▼

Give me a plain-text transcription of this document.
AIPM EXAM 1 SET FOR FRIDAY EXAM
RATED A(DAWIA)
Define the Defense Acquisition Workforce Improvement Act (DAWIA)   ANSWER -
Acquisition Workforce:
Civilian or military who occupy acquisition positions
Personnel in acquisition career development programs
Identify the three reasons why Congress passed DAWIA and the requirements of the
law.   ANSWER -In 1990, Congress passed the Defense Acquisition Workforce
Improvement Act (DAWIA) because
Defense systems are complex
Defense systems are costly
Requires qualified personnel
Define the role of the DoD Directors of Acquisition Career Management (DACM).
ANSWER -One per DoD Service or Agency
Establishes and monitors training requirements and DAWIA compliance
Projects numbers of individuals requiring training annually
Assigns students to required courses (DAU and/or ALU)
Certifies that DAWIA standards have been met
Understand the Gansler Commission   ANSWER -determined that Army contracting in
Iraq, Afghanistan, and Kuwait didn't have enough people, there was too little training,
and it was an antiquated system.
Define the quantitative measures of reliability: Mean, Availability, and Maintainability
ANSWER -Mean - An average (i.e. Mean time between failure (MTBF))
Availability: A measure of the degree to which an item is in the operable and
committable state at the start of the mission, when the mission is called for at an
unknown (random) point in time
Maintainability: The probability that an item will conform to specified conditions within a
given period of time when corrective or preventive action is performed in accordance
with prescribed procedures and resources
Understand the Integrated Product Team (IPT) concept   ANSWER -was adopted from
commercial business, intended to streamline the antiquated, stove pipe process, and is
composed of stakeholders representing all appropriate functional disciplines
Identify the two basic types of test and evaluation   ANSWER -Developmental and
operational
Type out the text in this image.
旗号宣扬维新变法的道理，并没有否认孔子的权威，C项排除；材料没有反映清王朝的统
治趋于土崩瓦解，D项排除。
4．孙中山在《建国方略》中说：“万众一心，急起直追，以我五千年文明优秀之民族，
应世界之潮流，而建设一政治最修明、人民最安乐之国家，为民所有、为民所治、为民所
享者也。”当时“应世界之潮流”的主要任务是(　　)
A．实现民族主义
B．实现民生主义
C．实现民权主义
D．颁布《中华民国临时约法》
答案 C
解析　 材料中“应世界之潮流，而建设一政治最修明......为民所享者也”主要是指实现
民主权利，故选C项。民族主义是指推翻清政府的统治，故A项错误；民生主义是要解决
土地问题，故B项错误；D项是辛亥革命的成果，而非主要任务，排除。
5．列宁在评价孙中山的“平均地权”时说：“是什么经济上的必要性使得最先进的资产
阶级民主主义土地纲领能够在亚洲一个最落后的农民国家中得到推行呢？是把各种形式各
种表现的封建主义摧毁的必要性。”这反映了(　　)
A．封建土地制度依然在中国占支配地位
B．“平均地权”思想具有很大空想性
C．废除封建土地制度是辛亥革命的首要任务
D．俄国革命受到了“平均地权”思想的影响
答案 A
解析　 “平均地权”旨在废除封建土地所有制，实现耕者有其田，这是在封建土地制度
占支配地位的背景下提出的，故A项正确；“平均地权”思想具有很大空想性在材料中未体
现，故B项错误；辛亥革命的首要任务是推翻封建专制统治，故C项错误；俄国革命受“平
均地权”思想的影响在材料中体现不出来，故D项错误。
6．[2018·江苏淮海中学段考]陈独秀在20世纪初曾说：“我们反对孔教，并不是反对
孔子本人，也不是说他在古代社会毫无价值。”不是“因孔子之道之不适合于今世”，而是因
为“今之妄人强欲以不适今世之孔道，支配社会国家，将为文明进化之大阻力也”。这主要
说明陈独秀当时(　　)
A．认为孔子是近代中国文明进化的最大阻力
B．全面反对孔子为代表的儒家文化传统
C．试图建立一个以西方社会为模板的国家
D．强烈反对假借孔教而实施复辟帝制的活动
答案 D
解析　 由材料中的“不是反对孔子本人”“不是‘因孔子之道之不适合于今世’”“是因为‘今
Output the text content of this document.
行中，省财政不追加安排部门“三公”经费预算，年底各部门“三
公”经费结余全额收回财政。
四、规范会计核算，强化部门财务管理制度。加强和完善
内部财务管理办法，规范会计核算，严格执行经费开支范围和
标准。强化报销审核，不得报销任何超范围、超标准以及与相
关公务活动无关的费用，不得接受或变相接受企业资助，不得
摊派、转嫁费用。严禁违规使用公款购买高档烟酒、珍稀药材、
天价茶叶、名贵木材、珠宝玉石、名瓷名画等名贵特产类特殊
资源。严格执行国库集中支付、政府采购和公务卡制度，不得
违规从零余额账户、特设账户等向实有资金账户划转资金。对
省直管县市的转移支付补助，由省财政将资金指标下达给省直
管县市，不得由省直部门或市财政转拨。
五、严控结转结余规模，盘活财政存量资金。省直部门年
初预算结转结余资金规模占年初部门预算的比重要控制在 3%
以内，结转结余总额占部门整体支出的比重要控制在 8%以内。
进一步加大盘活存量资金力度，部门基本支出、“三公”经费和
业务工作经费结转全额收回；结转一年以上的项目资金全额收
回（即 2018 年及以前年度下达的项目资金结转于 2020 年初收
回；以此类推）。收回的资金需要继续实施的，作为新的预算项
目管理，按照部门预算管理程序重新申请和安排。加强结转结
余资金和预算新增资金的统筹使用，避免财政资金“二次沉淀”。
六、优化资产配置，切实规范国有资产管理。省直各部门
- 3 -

▲

In the records above, how many lines contain the word "when"? Give the number alone.

2